==== 页面节选

2. 控制变量。除了重要变量,控制变量的选择对回归结果的准确性也有重要影响。根据相关文献,本文主要选择的控制变量如下:
(1)负债比率(Lev)。负债比率即企业的总负债与总资产的比值。根据Jensen(1986)的研究,负债比率具有抑制企业扩张的作用,而多元化正是企业扩张的重要方式,因此预计该变量与企业多元化呈负相关关系。根据黄乾富、沈洪波(2009)的研究,上市公司的投资对于现金流具有高度敏感性,当企业的负债比率比较高时,企业就可能因此错过高收益率的项目,而使得企业价值得不到增长,因此预计该变量与企业价值也呈负相关关系。
(2)企业规模(Lnsize)。本文以企业总资产的自然对数进行衡量。Denis et al.(1997)的研究证实了规模越大的企业拥有的资源也越多,从而更可能实现多元化。因此预计该变量与企业多元化呈正相关关系,与企业价值也成正比。

========
==== 数据集节选

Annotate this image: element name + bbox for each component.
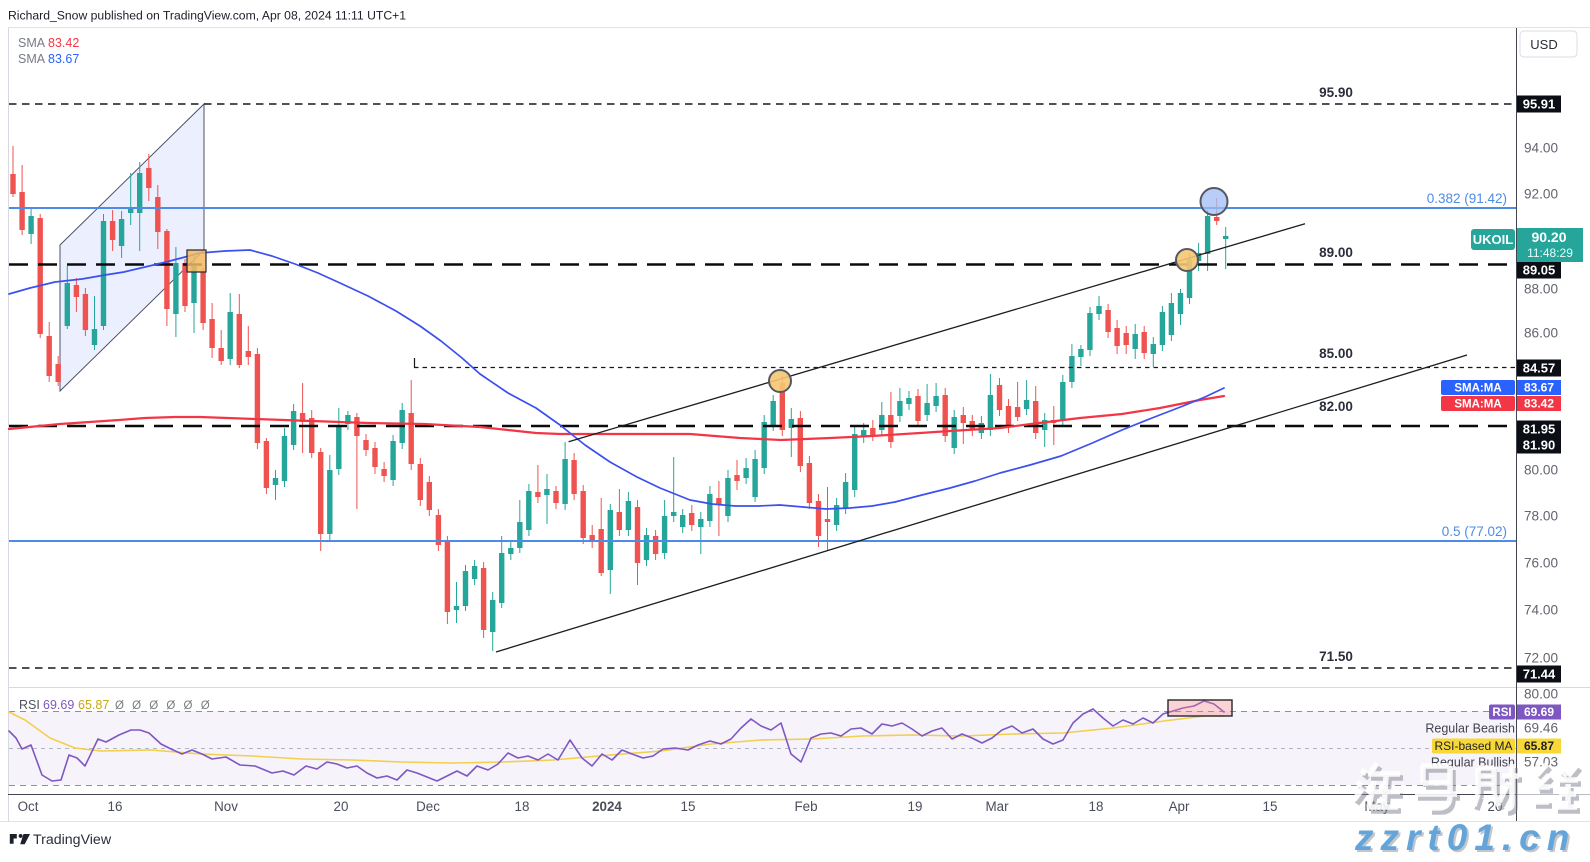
- svg-text:0.382 (91.42): 0.382 (91.42): [1427, 191, 1507, 206]
- svg-text:15: 15: [1263, 799, 1278, 814]
- svg-text:86.00: 86.00: [1524, 326, 1558, 341]
- svg-text:69.69: 69.69: [43, 698, 74, 712]
- svg-text:RSI: RSI: [1492, 707, 1511, 719]
- svg-text:83.67: 83.67: [1524, 381, 1554, 395]
- svg-text:RSI: RSI: [19, 698, 40, 712]
- svg-text:81.90: 81.90: [1523, 438, 1556, 453]
- svg-text:74.00: 74.00: [1524, 603, 1558, 618]
- svg-text:85.00: 85.00: [1319, 346, 1353, 361]
- svg-text:0.5 (77.02): 0.5 (77.02): [1442, 524, 1507, 539]
- svg-text:76.00: 76.00: [1524, 556, 1558, 571]
- svg-text:RSI-based MA: RSI-based MA: [1434, 739, 1512, 753]
- svg-text:69.69: 69.69: [1524, 705, 1554, 719]
- svg-text:65.87: 65.87: [1524, 739, 1554, 753]
- svg-text:90.20: 90.20: [1531, 229, 1566, 245]
- svg-text:95.91: 95.91: [1523, 97, 1556, 112]
- svg-text:Apr: Apr: [1169, 799, 1190, 814]
- svg-text:80.00: 80.00: [1524, 463, 1558, 478]
- svg-text:USD: USD: [1530, 37, 1557, 52]
- svg-text:Oct: Oct: [18, 799, 39, 814]
- svg-text:69.46: 69.46: [1524, 721, 1558, 736]
- svg-text:78.00: 78.00: [1524, 509, 1558, 524]
- svg-text:89.00: 89.00: [1319, 245, 1353, 260]
- svg-text:SMA:MA: SMA:MA: [1454, 399, 1501, 411]
- svg-text:18: 18: [515, 799, 530, 814]
- svg-text:20: 20: [334, 799, 349, 814]
- svg-text:82.00: 82.00: [1319, 399, 1353, 414]
- svg-text:81.95: 81.95: [1523, 422, 1556, 437]
- svg-text:92.00: 92.00: [1524, 187, 1558, 202]
- svg-text:65.87: 65.87: [78, 698, 109, 712]
- svg-text:83.67: 83.67: [48, 52, 79, 66]
- svg-text:Regular Bearish: Regular Bearish: [1425, 722, 1515, 736]
- svg-text:SMA:MA: SMA:MA: [1454, 383, 1501, 395]
- svg-text:Dec: Dec: [416, 799, 440, 814]
- svg-text:2024: 2024: [592, 799, 622, 814]
- svg-text:71.50: 71.50: [1319, 649, 1353, 664]
- svg-text:83.42: 83.42: [1524, 397, 1554, 411]
- svg-text:SMA: SMA: [18, 36, 46, 50]
- svg-text:19: 19: [908, 799, 923, 814]
- svg-text:94.00: 94.00: [1524, 141, 1558, 156]
- svg-text:zzrt01.cn: zzrt01.cn: [1356, 819, 1578, 857]
- svg-text:Ø Ø Ø Ø Ø Ø: Ø Ø Ø Ø Ø Ø: [115, 700, 212, 712]
- svg-text:83.42: 83.42: [48, 36, 79, 50]
- svg-text:Nov: Nov: [214, 799, 238, 814]
- svg-text:15: 15: [681, 799, 696, 814]
- svg-text:UKOIL: UKOIL: [1473, 232, 1514, 247]
- svg-text:18: 18: [1089, 799, 1104, 814]
- svg-text:71.44: 71.44: [1523, 667, 1556, 682]
- svg-text:80.00: 80.00: [1524, 687, 1558, 702]
- svg-text:Mar: Mar: [985, 799, 1009, 814]
- svg-text:Richard_Snow published on Trad: Richard_Snow published on TradingView.co…: [8, 9, 406, 23]
- svg-text:89.05: 89.05: [1523, 263, 1556, 278]
- svg-text:72.00: 72.00: [1524, 651, 1558, 666]
- svg-text:84.57: 84.57: [1523, 361, 1556, 376]
- svg-text:95.90: 95.90: [1319, 85, 1353, 100]
- svg-text:TradingView: TradingView: [33, 832, 112, 848]
- svg-text:zzrt01.cn: zzrt01.cn: [1354, 817, 1576, 857]
- svg-text:88.00: 88.00: [1524, 282, 1558, 297]
- svg-text:SMA: SMA: [18, 52, 46, 66]
- svg-text:11:48:29: 11:48:29: [1527, 246, 1573, 260]
- svg-text:57.03: 57.03: [1524, 755, 1558, 770]
- svg-text:Feb: Feb: [794, 799, 817, 814]
- svg-text:16: 16: [108, 799, 123, 814]
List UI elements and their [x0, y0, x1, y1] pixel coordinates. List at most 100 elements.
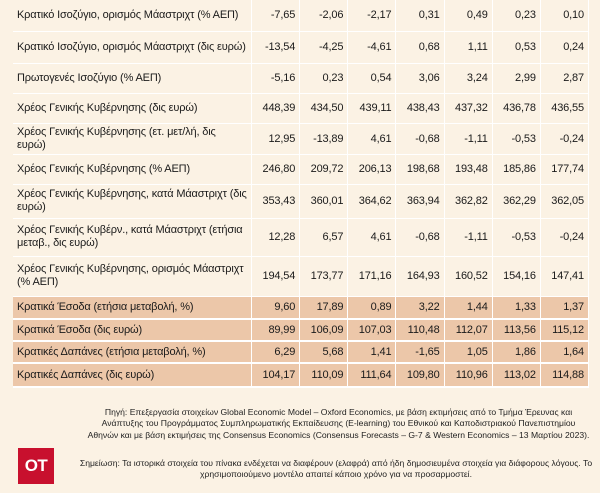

========

#### 简短练习 A
请返回页面节选中从“2. 控制变量。除了重要变量”起、到“量与企业价值也呈负相关关系。”为止(含该处)的原文。
#### 简短练习 B
根据页面节选回答下列问题:
(i) 负债比率是如何定义的?
(ii) 企业规模用什么指标衡量?
(iii) 按Denis et al.(1997)的研究,规模越大的企业具有什么特点?

#### 练习结果 A
2. 控制变量。除了重要变量,控制变量的选择对回归结果的准确性也有重要影响。根据相关文献,本文主要选择的控制变量如下:
(1)负债比率(Lev)。负债比率即企业的总负债与总资产的比值。根据Jensen(1986)的研究,负债比率具有抑制企业扩张的作用,而多元化正是企业扩张的重要方式,因此预计该变量与企业多元化呈负相关关系。根据黄乾富、沈洪波(2009)的研究,上市公司的投资对于现金流具有高度敏感性,当企业的负债比率比较高时,企业就可能因此错过高收益率的项目,而使得企业价值得不到增长,因此预计该变量与企业价值也呈负相关关系。

#### 练习结果 B
(i) 企业的总负债与总资产的比值。
(ii) 企业总资产的自然对数。
(iii) 拥有的资源也越多,从而更可能实现多元化。